Recorded data

-*-*-

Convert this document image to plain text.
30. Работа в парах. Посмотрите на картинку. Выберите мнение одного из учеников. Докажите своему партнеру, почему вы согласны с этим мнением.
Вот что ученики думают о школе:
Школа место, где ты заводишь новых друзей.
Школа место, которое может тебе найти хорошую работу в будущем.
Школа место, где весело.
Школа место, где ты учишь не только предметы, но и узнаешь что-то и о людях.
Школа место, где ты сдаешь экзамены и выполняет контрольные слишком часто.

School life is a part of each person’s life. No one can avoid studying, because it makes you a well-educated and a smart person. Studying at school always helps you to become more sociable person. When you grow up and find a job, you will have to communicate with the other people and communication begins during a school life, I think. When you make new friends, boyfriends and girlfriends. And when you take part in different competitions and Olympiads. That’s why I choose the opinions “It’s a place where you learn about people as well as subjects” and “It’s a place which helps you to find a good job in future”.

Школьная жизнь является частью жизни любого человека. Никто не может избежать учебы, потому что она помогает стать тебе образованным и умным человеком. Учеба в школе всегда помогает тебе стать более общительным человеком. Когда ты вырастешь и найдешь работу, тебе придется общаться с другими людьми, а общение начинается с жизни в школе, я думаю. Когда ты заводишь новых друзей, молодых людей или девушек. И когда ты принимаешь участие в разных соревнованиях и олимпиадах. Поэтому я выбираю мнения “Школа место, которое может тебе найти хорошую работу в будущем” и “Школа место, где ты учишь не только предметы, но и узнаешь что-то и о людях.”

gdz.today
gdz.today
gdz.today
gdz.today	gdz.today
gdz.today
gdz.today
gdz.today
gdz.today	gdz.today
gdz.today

-*-*-

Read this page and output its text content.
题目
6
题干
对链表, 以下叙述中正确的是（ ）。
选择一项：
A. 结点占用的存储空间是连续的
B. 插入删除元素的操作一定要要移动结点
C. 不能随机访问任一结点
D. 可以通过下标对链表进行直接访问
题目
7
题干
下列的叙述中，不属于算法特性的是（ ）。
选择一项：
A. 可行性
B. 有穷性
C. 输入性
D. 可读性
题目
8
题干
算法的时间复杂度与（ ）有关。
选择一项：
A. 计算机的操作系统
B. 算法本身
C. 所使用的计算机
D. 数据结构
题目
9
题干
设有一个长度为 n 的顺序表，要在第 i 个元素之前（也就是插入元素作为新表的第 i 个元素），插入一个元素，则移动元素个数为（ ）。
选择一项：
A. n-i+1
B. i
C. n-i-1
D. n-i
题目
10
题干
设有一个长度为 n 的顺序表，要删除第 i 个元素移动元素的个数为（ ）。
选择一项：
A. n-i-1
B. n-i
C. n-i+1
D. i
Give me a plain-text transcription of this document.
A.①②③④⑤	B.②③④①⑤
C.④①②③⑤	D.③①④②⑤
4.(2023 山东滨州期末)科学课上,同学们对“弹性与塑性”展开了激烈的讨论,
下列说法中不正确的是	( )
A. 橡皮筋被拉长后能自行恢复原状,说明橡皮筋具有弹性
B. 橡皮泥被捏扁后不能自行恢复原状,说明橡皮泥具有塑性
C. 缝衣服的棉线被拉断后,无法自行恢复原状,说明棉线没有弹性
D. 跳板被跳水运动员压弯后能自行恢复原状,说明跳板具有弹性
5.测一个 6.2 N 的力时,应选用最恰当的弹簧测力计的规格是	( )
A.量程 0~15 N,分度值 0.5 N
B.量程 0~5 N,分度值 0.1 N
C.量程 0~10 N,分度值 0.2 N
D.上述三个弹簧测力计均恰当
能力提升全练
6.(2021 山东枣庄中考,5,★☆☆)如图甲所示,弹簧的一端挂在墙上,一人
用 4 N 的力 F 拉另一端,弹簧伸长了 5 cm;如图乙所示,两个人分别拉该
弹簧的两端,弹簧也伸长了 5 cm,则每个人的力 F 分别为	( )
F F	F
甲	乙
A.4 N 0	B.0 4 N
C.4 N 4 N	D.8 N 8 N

-*-*-

Extract all lines from the material above that include the word "узнаешь".

ANSWER FOR THIS EXERCISE:
Школа место, где ты учишь не только предметы, но и узнаешь что-то и о людях.
Школьная жизнь является частью жизни любого человека. Никто не может избежать учебы, потому что она помогает стать тебе образованным и умным человеком. Учеба в школе всегда помогает тебе стать более общительным человеком. Когда ты вырастешь и найдешь работу, тебе придется общаться с другими людьми, а общение начинается с жизни в школе, я думаю. Когда ты заводишь новых друзей, молодых людей или девушек. И когда ты принимаешь участие в разных соревнованиях и олимпиадах. Поэтому я выбираю мнения “Школа место, которое может тебе найти хорошую работу в будущем” и “Школа место, где ты учишь не только предметы, но и узнаешь что-то и о людях.”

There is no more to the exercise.